### Extracted data

****************

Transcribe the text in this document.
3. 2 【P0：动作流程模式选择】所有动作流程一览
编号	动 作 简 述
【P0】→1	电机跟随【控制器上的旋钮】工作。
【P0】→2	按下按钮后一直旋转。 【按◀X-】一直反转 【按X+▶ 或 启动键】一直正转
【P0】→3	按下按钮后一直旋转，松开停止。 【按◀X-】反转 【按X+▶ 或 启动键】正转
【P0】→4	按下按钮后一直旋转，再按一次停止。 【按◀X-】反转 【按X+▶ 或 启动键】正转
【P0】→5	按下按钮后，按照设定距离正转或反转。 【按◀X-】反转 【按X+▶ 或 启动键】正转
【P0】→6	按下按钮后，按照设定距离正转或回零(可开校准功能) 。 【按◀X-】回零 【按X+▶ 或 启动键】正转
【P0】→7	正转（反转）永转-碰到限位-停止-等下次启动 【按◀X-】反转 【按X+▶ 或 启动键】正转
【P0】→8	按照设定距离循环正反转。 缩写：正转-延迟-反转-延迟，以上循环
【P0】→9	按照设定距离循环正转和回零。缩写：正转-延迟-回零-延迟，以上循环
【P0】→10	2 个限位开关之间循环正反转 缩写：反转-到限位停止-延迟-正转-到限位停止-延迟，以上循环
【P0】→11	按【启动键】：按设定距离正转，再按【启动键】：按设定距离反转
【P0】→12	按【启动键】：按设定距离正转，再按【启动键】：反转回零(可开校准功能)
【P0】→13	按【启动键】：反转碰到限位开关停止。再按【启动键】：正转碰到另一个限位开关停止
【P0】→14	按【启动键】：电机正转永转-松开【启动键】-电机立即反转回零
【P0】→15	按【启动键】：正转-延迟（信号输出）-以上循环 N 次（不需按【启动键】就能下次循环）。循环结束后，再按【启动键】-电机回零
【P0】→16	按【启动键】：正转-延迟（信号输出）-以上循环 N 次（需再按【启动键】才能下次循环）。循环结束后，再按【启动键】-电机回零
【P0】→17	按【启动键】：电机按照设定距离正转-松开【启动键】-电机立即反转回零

****************

### Directive
Every record above must be duplicated exactly.

### Exercise solution
Transcribe the text in this document.
3. 2 【P0：动作流程模式选择】所有动作流程一览
编号	动 作 简 述
【P0】→1	电机跟随【控制器上的旋钮】工作。
【P0】→2	按下按钮后一直旋转。 【按◀X-】一直反转 【按X+▶ 或 启动键】一直正转
【P0】→3	按下按钮后一直旋转，松开停止。 【按◀X-】反转 【按X+▶ 或 启动键】正转
【P0】→4	按下按钮后一直旋转，再按一次停止。 【按◀X-】反转 【按X+▶ 或 启动键】正转
【P0】→5	按下按钮后，按照设定距离正转或反转。 【按◀X-】反转 【按X+▶ 或 启动键】正转
【P0】→6	按下按钮后，按照设定距离正转或回零(可开校准功能) 。 【按◀X-】回零 【按X+▶ 或 启动键】正转
【P0】→7	正转（反转）永转-碰到限位-停止-等下次启动 【按◀X-】反转 【按X+▶ 或 启动键】正转
【P0】→8	按照设定距离循环正反转。 缩写：正转-延迟-反转-延迟，以上循环
【P0】→9	按照设定距离循环正转和回零。缩写：正转-延迟-回零-延迟，以上循环
【P0】→10	2 个限位开关之间循环正反转 缩写：反转-到限位停止-延迟-正转-到限位停止-延迟，以上循环
【P0】→11	按【启动键】：按设定距离正转，再按【启动键】：按设定距离反转
【P0】→12	按【启动键】：按设定距离正转，再按【启动键】：反转回零(可开校准功能)
【P0】→13	按【启动键】：反转碰到限位开关停止。再按【启动键】：正转碰到另一个限位开关停止
【P0】→14	按【启动键】：电机正转永转-松开【启动键】-电机立即反转回零
【P0】→15	按【启动键】：正转-延迟（信号输出）-以上循环 N 次（不需按【启动键】就能下次循环）。循环结束后，再按【启动键】-电机回零
【P0】→16	按【启动键】：正转-延迟（信号输出）-以上循环 N 次（需再按【启动键】才能下次循环）。循环结束后，再按【启动键】-电机回零
【P0】→17	按【启动键】：电机按照设定距离正转-松开【启动键】-电机立即反转回零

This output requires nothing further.